→ **Dataset**
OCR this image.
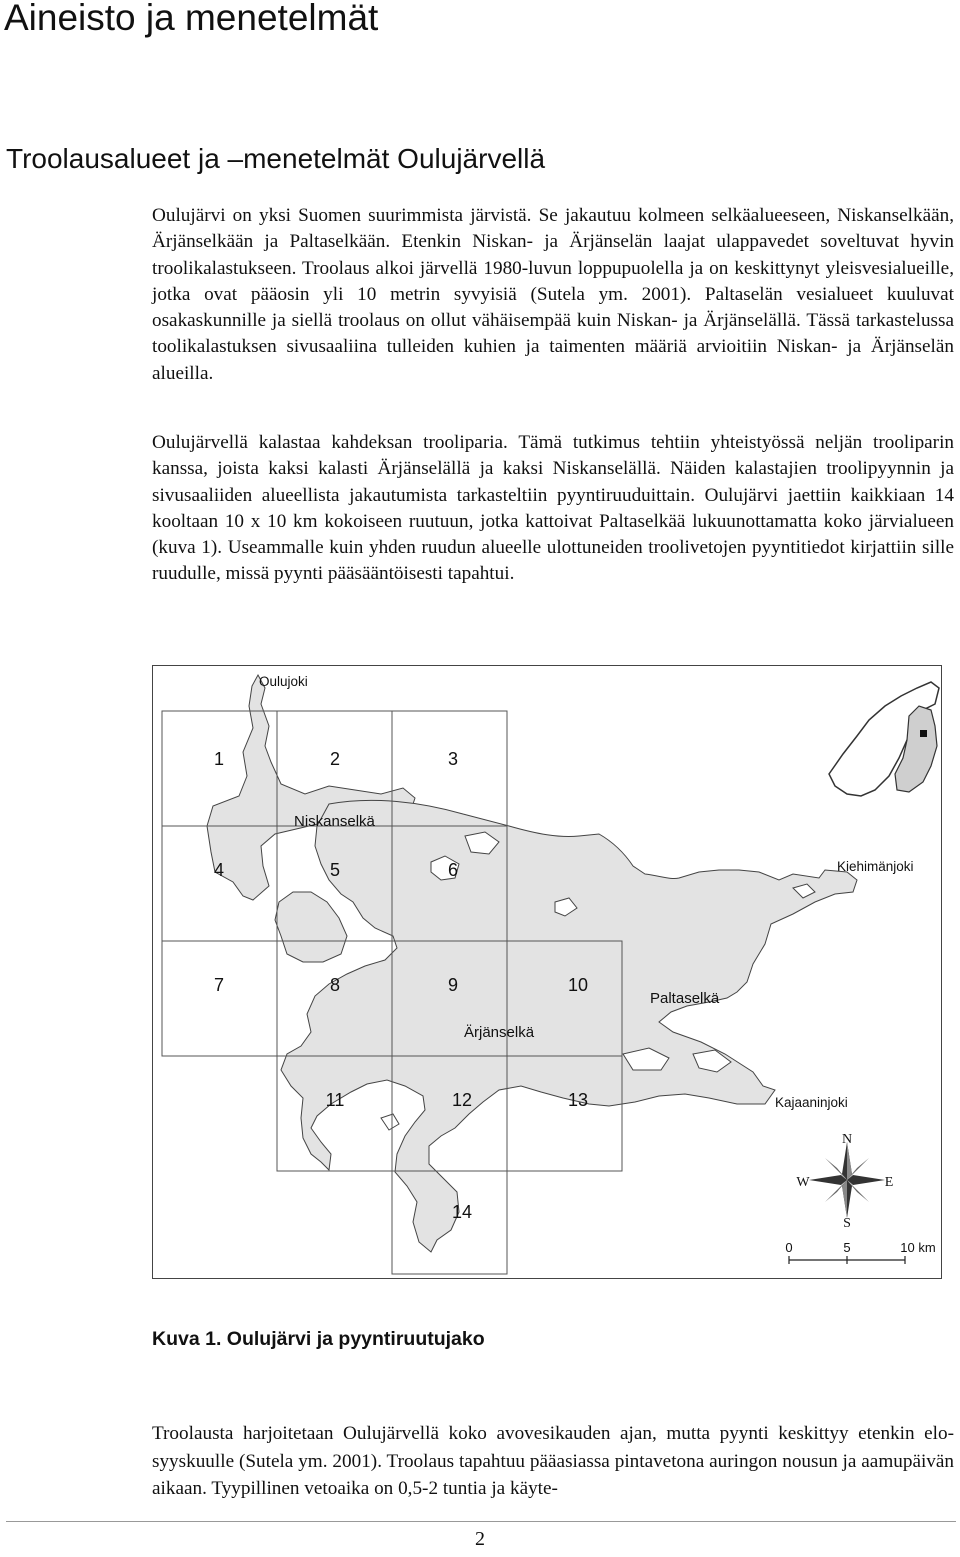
Aineisto ja menetelmät
Troolausalueet ja –menetelmät Oulujärvellä

Oulujärvi on yksi Suomen suurimmista järvistä. Se jakautuu kolmeen selkäalueeseen, Niskanselkään, Ärjänselkään ja Paltaselkään. Etenkin Niskan- ja Ärjänselän laajat ulappavedet soveltuvat hyvin troolikalastukseen. Troolaus alkoi järvellä 1980-luvun loppupuolella ja on keskittynyt yleisvesialueille, jotka ovat pääosin yli 10 metrin syvyisiä (Sutela ym. 2001). Paltaselän vesialueet kuuluvat osakaskunnille ja siellä troolaus on ollut vähäisempää kuin Niskan- ja Ärjänselällä. Tässä tarkastelussa toolikalastuksen sivusaaliina tulleiden kuhien ja taimenten määriä arvioitiin Niskan- ja Ärjänselän alueilla.

Oulujärvellä kalastaa kahdeksan trooliparia. Tämä tutkimus tehtiin yhteistyössä neljän trooliparin kanssa, joista kaksi kalasti Ärjänselällä ja kaksi Niskanselällä. Näiden kalastajien troolipyynnin ja sivusaaliiden alueellista jakautumista tarkasteltiin pyyntiruuduittain. Oulujärvi jaettiin kaikkiaan 14 kooltaan 10 x 10 km kokoiseen ruutuun, jotka kattoivat Paltaselkää lukuunottamatta koko järvialueen (kuva 1). Useammalle kuin yhden ruudun alueelle ulottuneiden troolivetojen pyyntitiedot kirjattiin sille ruudulle, missä pyynti pääsääntöisesti tapahtui.

1	2	3
4	5	6
7	8	9	10
11	12	13
14
Oulujoki
Niskanselkä
Kiehimänjoki
Paltaselkä
Ärjänselkä
Kajaaninjoki
N
S
W	E
0	5	10 km

Kuva 1. Oulujärvi ja pyyntiruutujako

Troolausta harjoitetaan Oulujärvellä koko avovesikauden ajan, mutta pyynti keskittyy etenkin elo-syyskuulle (Sutela ym. 2001). Troolaus tapahtuu pääasiassa pintavetona auringon nousun ja aamupäivän aikaan. Tyypillinen vetoaika on 0,5-2 tuntia ja käyte-

2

→ **What you have to do**
Report how many lines hold the string "menetelmät", giving the number and nothing else.

→ **Written response**
2